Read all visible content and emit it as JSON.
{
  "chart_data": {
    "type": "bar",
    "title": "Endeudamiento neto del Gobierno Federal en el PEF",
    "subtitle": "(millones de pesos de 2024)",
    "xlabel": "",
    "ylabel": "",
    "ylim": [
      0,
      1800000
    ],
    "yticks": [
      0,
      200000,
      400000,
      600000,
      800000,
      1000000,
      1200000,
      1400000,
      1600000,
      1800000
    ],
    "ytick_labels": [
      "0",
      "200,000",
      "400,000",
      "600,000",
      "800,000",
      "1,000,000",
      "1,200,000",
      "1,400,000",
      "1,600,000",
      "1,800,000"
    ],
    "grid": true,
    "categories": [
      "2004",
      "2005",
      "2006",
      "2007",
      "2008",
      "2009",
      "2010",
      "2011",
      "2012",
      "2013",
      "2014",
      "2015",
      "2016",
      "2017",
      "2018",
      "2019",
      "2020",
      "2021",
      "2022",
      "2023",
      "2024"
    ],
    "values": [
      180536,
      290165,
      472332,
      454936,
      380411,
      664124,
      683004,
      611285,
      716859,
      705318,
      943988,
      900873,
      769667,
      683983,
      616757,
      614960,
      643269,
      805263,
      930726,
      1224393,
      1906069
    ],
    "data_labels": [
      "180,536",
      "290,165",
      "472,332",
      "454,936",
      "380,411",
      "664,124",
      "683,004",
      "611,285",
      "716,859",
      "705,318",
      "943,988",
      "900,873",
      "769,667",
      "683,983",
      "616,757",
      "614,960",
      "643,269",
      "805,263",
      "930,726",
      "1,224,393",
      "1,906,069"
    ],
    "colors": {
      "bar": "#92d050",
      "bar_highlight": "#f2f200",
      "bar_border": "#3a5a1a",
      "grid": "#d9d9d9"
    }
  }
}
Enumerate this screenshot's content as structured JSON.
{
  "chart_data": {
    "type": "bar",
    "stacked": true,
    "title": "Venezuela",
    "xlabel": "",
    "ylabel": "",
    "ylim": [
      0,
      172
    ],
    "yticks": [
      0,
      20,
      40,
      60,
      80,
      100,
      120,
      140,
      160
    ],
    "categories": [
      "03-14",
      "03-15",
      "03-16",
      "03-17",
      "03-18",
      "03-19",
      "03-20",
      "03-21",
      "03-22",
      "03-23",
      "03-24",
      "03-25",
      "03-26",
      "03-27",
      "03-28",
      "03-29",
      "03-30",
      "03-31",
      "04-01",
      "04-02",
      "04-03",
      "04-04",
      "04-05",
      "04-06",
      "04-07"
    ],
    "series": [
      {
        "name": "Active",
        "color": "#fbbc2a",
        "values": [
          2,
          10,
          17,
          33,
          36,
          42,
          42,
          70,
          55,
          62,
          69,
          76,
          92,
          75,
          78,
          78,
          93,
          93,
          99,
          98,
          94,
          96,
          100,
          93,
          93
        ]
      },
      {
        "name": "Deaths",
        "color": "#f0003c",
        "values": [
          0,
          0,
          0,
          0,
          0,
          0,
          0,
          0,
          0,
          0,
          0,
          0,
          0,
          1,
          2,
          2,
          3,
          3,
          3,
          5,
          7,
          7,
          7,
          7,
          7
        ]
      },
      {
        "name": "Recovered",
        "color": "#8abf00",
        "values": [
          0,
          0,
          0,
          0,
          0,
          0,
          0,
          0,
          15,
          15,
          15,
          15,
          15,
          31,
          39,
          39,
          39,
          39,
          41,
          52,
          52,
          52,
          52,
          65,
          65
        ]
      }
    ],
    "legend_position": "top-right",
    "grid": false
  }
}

•••

- What this task involves
Filter the records for lines holding the string "name". Copy each one.

- Output for this task
        "name": "Active",
        "name": "Deaths",
        "name": "Recovered",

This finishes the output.